[Records from a collection of figures]

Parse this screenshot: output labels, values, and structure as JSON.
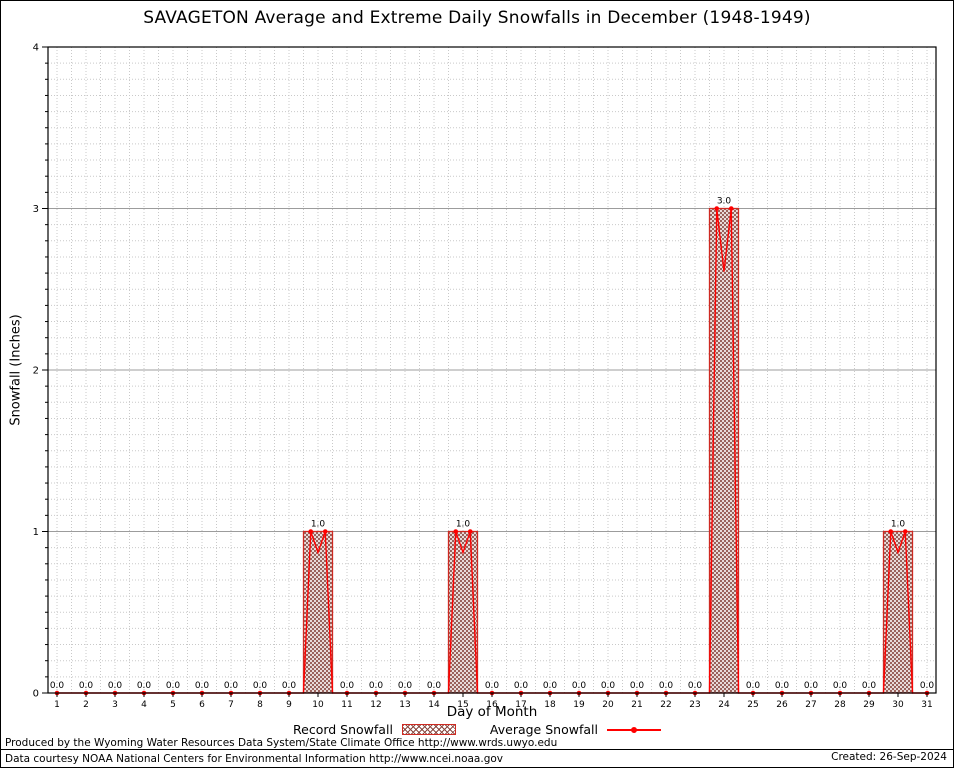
{
  "title": "SAVAGETON Average and Extreme Daily Snowfalls in December (1948-1949)",
  "chart_data": {
    "type": "bar",
    "title": "SAVAGETON Average and Extreme Daily Snowfalls in December (1948-1949)",
    "xlabel": "Day of Month",
    "ylabel": "Snowfall (Inches)",
    "ylim": [
      0,
      4
    ],
    "y_ticks": [
      0,
      1,
      2,
      3,
      4
    ],
    "grid": "on",
    "legend_position": "bottom",
    "categories": [
      1,
      2,
      3,
      4,
      5,
      6,
      7,
      8,
      9,
      10,
      11,
      12,
      13,
      14,
      15,
      16,
      17,
      18,
      19,
      20,
      21,
      22,
      23,
      24,
      25,
      26,
      27,
      28,
      29,
      30,
      31
    ],
    "series": [
      {
        "name": "Record Snowfall",
        "type": "bar",
        "values": [
          0,
          0,
          0,
          0,
          0,
          0,
          0,
          0,
          0,
          1.0,
          0,
          0,
          0,
          0,
          1.0,
          0,
          0,
          0,
          0,
          0,
          0,
          0,
          0,
          3.0,
          0,
          0,
          0,
          0,
          0,
          1.0,
          0
        ]
      },
      {
        "name": "Average Snowfall",
        "type": "line",
        "values": [
          0,
          0,
          0,
          0,
          0,
          0,
          0,
          0,
          0,
          1.0,
          0,
          0,
          0,
          0,
          1.0,
          0,
          0,
          0,
          0,
          0,
          0,
          0,
          0,
          3.0,
          0,
          0,
          0,
          0,
          0,
          1.0,
          0
        ]
      }
    ],
    "point_labels": [
      "0.0",
      "0.0",
      "0.0",
      "0.0",
      "0.0",
      "0.0",
      "0.0",
      "0.0",
      "0.0",
      "1.0",
      "0.0",
      "0.0",
      "0.0",
      "0.0",
      "1.0",
      "0.0",
      "0.0",
      "0.0",
      "0.0",
      "0.0",
      "0.0",
      "0.0",
      "0.0",
      "3.0",
      "0.0",
      "0.0",
      "0.0",
      "0.0",
      "0.0",
      "1.0",
      "0.0"
    ]
  },
  "legend": [
    {
      "label": "Record Snowfall"
    },
    {
      "label": "Average Snowfall"
    }
  ],
  "footer": {
    "line1": "Produced by the Wyoming Water Resources Data System/State Climate Office http://www.wrds.uwyo.edu",
    "line2": "Data courtesy NOAA National Centers for Environmental Information http://www.ncei.noaa.gov",
    "created": "Created: 26-Sep-2024"
  },
  "colors": {
    "line": "#ff0000",
    "bar_border": "#cf2a22",
    "bar_hatch": "#8a4a42",
    "grid_minor": "#c9c9c9",
    "grid_major": "#9c9c9c"
  }
}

**Set exercise:** Only the number is wanted: how many lines in the data include the word "name"?

**Exercise solution:** 2